What this task involves:
Gather up the lines that contain "localhost".

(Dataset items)
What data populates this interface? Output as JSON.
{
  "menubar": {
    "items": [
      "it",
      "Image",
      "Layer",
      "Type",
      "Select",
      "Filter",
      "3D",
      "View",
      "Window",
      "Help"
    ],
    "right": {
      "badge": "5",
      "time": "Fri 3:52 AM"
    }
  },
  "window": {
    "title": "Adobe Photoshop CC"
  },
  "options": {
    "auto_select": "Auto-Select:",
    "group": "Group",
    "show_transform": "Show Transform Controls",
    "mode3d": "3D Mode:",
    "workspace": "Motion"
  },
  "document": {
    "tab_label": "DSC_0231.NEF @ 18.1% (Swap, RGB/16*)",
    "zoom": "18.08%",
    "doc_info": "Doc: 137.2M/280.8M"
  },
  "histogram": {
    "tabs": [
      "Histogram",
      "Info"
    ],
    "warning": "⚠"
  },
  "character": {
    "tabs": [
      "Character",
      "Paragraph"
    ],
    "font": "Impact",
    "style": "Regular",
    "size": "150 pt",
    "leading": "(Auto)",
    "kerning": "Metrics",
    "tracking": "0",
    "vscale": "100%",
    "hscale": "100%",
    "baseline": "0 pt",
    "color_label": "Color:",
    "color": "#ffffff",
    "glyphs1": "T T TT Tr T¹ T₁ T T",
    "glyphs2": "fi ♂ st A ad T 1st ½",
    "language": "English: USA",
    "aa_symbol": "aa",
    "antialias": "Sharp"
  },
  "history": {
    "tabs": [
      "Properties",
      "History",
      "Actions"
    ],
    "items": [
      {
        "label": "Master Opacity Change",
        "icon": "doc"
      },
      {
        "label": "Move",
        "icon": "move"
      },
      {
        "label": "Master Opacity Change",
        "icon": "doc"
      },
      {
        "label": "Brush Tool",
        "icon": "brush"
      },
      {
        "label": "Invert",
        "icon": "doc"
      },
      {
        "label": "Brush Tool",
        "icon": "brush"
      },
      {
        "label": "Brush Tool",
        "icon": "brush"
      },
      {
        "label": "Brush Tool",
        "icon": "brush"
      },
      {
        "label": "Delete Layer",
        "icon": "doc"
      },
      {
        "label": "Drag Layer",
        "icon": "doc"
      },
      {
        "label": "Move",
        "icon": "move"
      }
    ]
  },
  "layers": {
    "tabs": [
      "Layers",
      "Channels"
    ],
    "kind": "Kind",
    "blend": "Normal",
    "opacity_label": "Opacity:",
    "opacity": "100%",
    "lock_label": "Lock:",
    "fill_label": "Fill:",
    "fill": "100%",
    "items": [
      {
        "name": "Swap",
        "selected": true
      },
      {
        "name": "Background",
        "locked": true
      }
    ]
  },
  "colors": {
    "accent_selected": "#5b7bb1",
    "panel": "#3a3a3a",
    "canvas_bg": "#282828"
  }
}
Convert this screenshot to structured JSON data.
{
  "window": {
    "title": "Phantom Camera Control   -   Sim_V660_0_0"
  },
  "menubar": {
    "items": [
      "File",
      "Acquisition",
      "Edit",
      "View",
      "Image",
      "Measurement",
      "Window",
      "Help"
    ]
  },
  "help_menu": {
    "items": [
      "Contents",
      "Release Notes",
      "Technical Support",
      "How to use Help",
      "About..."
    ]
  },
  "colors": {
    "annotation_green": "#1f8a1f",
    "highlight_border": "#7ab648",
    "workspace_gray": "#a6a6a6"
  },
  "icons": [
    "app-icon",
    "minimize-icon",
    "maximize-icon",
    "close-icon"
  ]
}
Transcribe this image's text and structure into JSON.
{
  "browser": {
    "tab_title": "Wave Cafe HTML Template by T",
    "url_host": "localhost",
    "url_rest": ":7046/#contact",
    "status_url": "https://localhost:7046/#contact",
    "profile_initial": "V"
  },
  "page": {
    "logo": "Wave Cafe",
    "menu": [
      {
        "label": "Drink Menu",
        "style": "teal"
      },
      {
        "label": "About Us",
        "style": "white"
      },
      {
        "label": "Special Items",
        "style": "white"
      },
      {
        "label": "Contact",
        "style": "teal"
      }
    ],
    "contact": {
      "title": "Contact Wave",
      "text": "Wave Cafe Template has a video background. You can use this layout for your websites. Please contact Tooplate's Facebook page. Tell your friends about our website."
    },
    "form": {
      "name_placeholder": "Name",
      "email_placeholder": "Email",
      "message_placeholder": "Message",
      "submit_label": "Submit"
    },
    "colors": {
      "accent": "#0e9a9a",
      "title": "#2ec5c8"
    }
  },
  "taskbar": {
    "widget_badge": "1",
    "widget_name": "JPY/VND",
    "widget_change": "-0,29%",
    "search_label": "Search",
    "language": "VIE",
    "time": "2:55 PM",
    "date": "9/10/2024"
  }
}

Exercise result:
    "url_host": "localhost",
    "status_url": "https://localhost:7046/#contact",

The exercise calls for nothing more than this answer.